Every line holding the string "période" should be gathered.
--- Start Records for this task ---
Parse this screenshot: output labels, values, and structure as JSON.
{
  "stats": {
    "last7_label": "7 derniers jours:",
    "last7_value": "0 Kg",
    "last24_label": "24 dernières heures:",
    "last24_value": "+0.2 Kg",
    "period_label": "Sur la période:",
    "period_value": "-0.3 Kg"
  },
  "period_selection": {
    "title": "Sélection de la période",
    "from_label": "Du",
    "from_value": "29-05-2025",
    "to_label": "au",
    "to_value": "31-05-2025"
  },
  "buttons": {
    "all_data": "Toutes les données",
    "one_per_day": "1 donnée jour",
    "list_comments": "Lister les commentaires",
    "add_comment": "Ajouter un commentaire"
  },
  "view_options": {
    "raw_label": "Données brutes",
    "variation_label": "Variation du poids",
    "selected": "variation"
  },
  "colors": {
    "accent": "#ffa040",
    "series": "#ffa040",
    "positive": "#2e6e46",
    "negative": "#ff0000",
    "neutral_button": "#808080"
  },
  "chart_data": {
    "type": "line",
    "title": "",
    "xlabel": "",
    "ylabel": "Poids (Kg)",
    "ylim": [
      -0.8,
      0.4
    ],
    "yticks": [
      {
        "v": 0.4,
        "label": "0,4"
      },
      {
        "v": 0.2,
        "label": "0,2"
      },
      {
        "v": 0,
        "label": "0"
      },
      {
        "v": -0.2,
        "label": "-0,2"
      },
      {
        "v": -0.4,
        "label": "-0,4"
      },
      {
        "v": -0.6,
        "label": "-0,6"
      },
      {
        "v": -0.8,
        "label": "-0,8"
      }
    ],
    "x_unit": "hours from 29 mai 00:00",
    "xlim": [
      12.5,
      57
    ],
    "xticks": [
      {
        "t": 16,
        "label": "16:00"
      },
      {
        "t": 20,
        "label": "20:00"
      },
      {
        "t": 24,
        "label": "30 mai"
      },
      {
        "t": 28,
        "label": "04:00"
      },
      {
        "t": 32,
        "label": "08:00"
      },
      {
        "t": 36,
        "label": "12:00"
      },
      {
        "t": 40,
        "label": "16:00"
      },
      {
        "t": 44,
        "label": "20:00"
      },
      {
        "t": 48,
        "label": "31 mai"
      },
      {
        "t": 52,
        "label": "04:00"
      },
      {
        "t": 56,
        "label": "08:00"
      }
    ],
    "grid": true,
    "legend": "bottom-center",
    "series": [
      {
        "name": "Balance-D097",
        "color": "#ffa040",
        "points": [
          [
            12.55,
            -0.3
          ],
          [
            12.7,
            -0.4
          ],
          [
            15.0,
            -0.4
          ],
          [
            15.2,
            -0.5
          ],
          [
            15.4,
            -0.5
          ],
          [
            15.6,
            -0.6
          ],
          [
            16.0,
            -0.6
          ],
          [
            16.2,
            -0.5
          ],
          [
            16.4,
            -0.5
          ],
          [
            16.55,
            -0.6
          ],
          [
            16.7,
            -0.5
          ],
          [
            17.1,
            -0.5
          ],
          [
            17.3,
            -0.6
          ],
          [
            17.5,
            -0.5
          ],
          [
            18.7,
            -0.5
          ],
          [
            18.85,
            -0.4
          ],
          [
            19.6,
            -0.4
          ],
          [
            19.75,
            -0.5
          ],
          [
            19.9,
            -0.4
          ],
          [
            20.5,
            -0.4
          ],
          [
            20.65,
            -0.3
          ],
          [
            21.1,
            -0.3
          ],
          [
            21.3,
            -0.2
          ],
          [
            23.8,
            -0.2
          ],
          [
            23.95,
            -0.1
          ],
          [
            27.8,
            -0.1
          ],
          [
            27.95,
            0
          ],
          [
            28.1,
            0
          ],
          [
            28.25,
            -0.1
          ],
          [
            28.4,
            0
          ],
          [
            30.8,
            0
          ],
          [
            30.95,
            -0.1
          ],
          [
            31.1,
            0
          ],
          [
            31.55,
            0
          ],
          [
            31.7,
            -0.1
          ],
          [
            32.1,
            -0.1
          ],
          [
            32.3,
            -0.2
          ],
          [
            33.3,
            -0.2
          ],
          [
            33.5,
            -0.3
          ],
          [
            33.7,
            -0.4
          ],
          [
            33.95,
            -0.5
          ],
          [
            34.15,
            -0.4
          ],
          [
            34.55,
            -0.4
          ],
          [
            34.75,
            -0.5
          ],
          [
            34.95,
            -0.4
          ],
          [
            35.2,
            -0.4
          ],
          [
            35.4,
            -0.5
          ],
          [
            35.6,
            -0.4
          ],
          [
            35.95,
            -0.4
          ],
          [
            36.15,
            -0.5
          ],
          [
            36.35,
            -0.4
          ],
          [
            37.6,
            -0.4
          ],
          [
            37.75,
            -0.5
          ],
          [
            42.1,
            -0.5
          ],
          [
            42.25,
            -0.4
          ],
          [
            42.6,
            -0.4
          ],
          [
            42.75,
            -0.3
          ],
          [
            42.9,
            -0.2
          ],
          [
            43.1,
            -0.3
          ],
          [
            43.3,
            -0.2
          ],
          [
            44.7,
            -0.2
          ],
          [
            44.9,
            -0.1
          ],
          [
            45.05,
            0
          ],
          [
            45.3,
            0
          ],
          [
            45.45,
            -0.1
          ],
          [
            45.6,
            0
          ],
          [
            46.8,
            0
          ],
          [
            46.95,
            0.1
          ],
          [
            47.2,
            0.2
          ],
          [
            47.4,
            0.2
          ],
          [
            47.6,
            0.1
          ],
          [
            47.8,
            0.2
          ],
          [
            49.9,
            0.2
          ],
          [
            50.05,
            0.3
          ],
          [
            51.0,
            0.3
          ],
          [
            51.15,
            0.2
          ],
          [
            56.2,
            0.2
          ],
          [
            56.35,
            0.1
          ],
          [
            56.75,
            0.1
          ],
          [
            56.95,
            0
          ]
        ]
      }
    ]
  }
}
--- End Records for this task ---
## [Full solution]
    "period_label": "Sur la période:",
    "title": "Sélection de la période",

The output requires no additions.